#### [Task brief]
Below are the records. List every line holding the word "radius".

(Saved entries)
+ + + + +
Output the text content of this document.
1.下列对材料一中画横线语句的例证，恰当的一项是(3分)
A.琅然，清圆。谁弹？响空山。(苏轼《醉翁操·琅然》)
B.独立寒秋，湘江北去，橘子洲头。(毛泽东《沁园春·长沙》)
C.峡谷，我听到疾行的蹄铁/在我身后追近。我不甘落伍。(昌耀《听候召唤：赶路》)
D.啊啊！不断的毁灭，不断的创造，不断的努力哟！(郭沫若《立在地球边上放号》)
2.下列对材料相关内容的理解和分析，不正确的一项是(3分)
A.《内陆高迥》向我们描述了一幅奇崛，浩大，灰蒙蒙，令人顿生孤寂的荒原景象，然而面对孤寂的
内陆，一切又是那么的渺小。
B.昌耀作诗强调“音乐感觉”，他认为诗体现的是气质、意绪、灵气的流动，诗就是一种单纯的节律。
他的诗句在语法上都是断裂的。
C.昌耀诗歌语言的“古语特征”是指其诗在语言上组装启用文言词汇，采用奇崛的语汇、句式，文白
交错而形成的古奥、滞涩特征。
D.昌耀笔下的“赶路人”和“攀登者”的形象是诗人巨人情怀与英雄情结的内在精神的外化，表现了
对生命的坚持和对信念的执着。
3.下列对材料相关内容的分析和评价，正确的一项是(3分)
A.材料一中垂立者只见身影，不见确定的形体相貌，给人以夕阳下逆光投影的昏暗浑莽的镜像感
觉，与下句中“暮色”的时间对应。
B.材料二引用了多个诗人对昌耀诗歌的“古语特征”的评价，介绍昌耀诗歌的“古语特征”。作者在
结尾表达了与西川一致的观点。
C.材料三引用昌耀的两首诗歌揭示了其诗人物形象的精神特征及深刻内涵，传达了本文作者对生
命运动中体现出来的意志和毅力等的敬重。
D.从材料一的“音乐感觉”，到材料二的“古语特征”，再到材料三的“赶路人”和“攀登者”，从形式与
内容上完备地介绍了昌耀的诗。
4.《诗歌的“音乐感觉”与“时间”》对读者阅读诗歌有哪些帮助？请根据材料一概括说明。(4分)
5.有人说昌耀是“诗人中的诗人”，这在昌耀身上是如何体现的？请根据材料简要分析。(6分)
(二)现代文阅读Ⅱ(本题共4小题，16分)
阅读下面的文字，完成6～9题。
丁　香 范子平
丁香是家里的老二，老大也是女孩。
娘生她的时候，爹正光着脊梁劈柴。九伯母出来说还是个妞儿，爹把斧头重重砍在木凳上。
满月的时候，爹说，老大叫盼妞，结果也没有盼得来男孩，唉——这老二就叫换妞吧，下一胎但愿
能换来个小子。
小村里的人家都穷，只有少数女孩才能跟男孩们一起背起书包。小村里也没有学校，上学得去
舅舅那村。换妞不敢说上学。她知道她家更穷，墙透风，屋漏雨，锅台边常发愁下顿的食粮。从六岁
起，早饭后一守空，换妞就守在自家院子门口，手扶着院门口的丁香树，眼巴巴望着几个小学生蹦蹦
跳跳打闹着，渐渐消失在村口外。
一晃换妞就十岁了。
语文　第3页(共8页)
+ + + + +
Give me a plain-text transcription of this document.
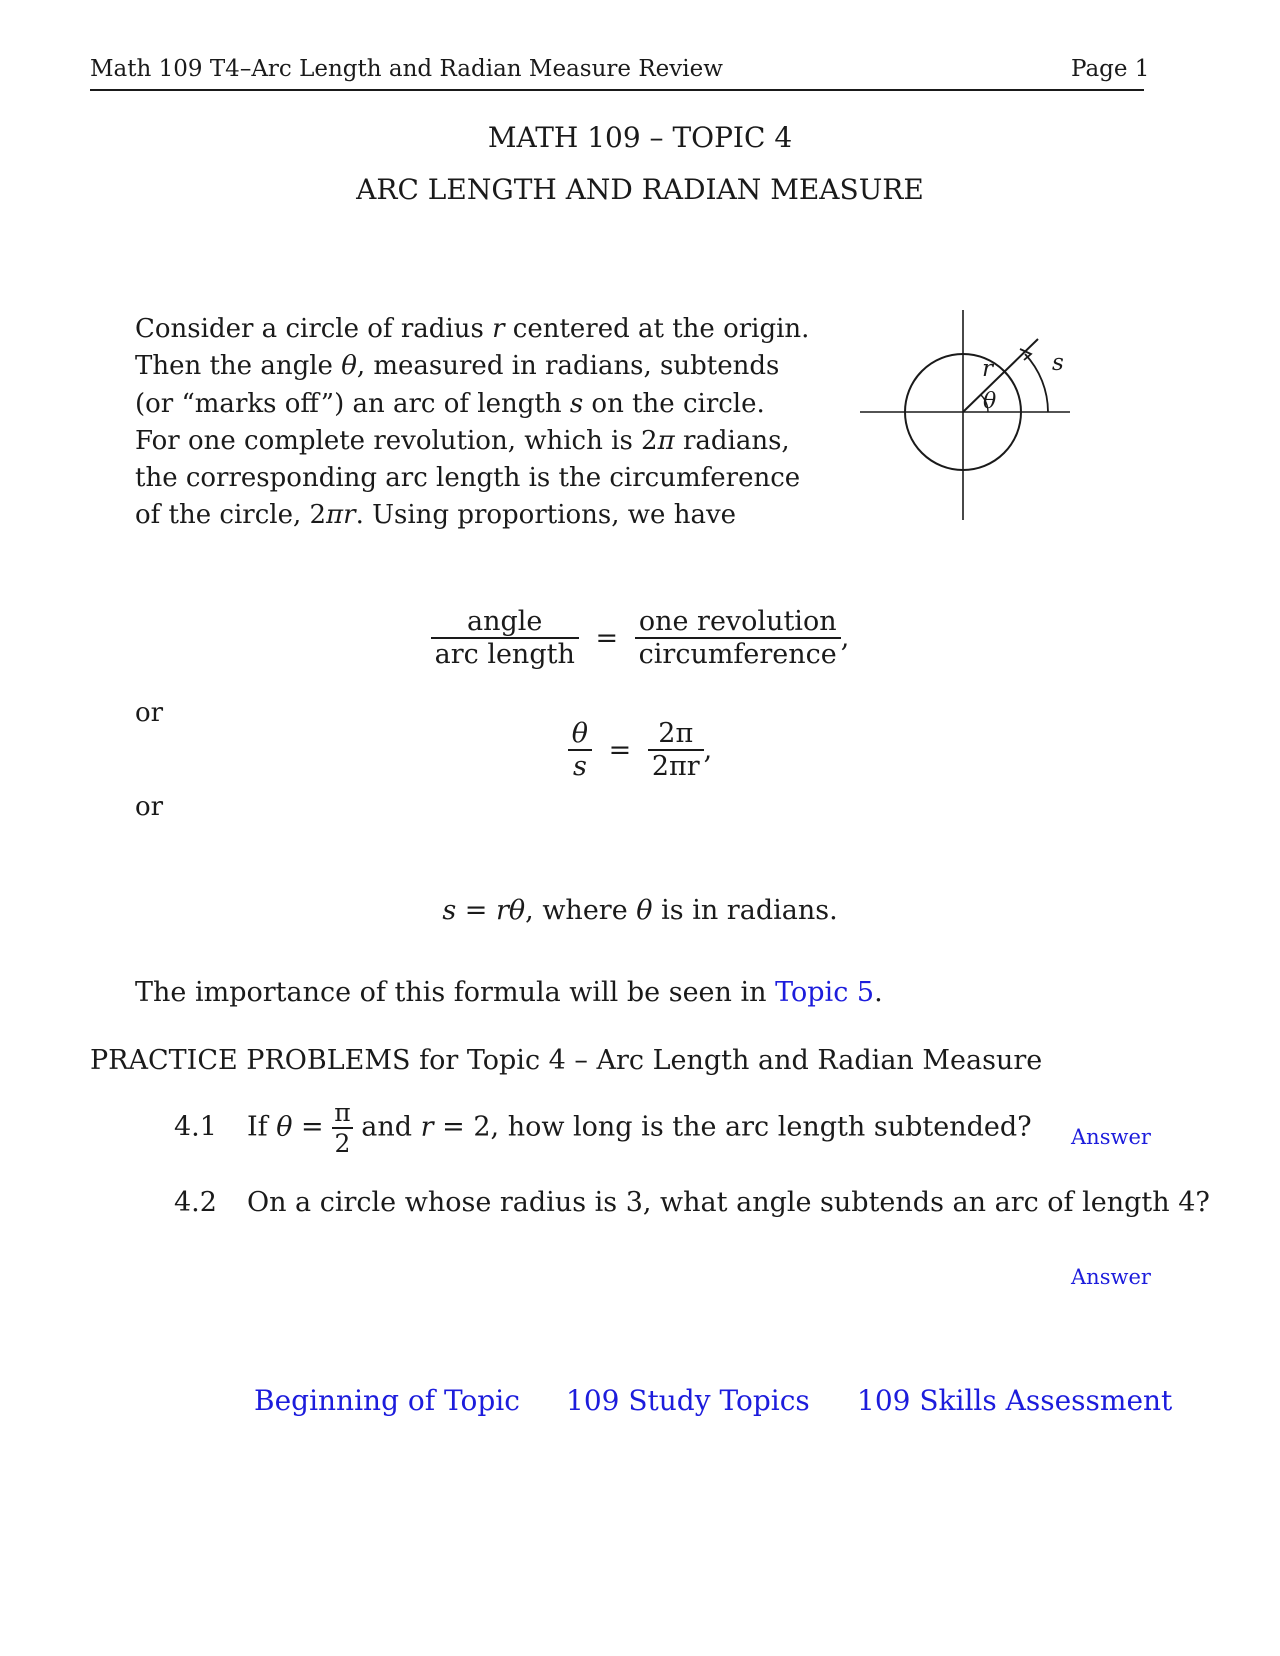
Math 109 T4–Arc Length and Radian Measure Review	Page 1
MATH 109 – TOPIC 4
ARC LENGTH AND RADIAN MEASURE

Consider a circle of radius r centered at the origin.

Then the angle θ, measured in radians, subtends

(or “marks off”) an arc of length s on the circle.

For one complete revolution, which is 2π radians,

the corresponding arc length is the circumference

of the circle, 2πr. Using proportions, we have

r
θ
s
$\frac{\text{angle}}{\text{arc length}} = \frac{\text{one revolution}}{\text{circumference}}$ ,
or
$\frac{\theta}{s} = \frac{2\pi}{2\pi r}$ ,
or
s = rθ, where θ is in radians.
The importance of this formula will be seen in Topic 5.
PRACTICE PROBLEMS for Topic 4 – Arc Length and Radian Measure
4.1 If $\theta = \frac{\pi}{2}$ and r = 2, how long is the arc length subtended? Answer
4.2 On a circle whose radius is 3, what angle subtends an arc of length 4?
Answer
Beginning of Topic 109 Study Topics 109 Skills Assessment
+ + + + +
#### [Exercise output]
Consider a circle of radius r centered at the origin.
4.2 On a circle whose radius is 3, what angle subtends an arc of length 4?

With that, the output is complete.